To do:
Show all lines from the listing below that contain "цена".

Provided data:
======

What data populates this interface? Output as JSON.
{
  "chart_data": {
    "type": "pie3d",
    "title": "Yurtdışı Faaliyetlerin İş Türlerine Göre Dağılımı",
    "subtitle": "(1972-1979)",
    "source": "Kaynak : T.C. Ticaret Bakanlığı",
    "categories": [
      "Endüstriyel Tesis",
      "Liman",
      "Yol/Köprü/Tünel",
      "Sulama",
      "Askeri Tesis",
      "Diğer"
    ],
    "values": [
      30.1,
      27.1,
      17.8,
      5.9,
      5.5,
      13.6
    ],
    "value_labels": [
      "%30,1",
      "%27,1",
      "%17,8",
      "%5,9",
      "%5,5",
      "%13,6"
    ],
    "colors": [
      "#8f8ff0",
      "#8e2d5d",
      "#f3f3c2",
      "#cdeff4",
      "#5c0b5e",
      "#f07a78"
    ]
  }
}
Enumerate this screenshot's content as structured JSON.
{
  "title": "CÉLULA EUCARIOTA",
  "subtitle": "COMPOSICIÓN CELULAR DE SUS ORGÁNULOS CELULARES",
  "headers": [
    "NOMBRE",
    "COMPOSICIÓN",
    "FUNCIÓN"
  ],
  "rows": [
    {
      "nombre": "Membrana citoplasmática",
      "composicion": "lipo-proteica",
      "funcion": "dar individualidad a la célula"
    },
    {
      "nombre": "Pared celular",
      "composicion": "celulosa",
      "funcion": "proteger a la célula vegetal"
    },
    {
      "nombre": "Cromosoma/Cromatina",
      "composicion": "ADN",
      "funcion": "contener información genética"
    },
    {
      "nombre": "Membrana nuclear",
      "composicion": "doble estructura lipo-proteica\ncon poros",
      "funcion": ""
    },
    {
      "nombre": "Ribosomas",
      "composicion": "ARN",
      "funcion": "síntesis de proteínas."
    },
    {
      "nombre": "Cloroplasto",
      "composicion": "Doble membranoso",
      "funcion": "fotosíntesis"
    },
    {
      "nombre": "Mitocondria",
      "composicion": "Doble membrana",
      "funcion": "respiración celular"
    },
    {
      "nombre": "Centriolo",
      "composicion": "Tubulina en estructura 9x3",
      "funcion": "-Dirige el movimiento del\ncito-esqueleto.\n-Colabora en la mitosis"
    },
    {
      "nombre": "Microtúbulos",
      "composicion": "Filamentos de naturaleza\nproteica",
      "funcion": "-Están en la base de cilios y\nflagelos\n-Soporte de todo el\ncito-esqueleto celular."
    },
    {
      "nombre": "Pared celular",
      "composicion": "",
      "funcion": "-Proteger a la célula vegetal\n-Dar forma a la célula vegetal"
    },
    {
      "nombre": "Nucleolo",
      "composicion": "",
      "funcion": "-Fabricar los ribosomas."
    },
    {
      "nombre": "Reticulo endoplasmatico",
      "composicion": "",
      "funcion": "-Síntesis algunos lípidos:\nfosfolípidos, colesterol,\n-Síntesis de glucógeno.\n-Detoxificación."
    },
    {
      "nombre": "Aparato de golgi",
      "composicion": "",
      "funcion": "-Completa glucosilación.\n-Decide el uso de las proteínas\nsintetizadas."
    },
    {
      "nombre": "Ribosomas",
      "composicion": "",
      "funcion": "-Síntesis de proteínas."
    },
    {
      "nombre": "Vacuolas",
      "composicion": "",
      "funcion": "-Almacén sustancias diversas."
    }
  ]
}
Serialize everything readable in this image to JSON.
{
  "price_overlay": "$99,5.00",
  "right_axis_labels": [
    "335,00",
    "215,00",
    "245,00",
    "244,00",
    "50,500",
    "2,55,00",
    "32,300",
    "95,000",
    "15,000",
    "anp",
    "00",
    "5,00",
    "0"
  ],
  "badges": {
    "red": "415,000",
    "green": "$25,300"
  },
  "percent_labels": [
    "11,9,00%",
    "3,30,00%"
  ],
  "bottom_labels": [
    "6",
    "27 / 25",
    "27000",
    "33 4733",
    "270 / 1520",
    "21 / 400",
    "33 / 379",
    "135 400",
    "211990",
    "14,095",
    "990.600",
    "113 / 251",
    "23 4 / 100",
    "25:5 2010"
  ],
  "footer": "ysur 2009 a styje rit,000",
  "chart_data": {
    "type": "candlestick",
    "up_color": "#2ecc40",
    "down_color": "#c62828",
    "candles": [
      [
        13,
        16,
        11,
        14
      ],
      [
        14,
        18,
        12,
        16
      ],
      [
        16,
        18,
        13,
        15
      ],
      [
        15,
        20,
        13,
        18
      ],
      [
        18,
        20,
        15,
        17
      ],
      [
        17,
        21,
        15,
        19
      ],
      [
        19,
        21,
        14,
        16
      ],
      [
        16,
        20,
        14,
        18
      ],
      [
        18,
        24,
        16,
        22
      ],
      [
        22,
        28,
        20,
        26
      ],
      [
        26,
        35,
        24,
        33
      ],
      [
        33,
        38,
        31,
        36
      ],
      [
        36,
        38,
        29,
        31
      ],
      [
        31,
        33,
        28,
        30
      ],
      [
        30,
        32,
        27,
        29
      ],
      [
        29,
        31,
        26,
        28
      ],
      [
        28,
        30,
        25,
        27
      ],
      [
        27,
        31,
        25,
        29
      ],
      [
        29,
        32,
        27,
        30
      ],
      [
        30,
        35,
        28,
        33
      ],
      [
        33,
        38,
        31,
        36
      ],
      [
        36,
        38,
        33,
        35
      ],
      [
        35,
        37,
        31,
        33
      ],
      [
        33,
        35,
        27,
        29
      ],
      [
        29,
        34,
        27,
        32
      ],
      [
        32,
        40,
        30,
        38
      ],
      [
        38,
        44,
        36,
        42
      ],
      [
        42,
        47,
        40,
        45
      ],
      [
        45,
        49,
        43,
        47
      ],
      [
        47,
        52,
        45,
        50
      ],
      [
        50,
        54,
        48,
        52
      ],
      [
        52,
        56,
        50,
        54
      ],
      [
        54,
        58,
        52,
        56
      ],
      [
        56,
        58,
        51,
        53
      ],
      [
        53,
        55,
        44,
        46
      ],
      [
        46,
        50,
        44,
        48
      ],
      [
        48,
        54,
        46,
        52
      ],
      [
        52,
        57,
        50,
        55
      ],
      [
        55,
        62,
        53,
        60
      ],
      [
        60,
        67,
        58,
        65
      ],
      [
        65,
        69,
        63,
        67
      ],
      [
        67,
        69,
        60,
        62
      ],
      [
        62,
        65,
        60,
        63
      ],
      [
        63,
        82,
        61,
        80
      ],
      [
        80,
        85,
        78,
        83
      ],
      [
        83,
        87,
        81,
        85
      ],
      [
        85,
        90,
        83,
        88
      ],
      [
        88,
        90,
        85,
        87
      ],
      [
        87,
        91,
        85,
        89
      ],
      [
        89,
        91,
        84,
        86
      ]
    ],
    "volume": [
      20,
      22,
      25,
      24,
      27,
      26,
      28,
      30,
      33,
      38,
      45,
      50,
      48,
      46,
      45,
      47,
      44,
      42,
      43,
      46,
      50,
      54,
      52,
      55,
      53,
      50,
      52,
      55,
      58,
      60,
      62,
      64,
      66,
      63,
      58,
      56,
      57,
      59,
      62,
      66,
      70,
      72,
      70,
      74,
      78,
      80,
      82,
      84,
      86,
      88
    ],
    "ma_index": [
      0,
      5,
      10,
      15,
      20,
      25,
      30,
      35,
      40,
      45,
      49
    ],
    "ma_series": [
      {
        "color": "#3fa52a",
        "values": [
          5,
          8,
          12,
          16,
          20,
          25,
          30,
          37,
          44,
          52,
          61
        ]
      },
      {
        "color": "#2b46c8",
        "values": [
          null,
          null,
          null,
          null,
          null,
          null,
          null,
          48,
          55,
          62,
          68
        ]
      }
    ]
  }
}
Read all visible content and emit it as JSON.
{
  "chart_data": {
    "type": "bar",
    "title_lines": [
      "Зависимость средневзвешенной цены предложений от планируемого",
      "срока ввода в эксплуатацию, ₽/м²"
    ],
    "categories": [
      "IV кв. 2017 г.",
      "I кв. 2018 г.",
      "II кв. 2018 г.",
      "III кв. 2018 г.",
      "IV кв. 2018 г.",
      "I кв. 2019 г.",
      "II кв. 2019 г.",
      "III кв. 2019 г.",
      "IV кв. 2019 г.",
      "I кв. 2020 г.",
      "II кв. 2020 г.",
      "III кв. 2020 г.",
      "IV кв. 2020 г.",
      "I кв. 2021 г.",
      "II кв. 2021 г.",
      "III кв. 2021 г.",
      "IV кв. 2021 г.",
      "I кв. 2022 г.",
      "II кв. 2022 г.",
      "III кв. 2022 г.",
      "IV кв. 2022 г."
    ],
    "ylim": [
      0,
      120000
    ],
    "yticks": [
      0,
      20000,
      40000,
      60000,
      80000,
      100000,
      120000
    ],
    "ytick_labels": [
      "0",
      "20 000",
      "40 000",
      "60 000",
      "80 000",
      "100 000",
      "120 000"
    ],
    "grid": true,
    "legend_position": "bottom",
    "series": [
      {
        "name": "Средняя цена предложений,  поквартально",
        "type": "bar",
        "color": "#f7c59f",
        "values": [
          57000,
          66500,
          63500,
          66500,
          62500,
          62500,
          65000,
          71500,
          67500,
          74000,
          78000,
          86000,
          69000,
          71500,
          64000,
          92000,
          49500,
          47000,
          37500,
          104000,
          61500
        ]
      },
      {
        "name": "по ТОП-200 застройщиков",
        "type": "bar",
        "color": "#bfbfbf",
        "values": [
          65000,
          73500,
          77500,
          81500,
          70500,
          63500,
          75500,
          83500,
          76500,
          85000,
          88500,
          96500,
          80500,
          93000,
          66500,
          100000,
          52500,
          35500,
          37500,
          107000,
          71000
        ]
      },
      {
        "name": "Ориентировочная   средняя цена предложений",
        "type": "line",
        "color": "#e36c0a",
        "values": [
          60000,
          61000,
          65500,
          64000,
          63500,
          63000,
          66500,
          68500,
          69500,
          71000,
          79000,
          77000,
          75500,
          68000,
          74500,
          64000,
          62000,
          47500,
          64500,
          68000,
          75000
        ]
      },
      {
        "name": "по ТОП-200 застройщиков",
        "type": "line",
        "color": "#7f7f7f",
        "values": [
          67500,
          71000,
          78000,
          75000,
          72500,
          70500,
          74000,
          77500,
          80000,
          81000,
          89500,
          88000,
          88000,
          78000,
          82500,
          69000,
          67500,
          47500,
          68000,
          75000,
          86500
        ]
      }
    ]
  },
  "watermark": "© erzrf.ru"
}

======

Output for this task:
        "name": "Средняя цена предложений,  поквартально",
        "name": "Ориентировочная   средняя цена предложений",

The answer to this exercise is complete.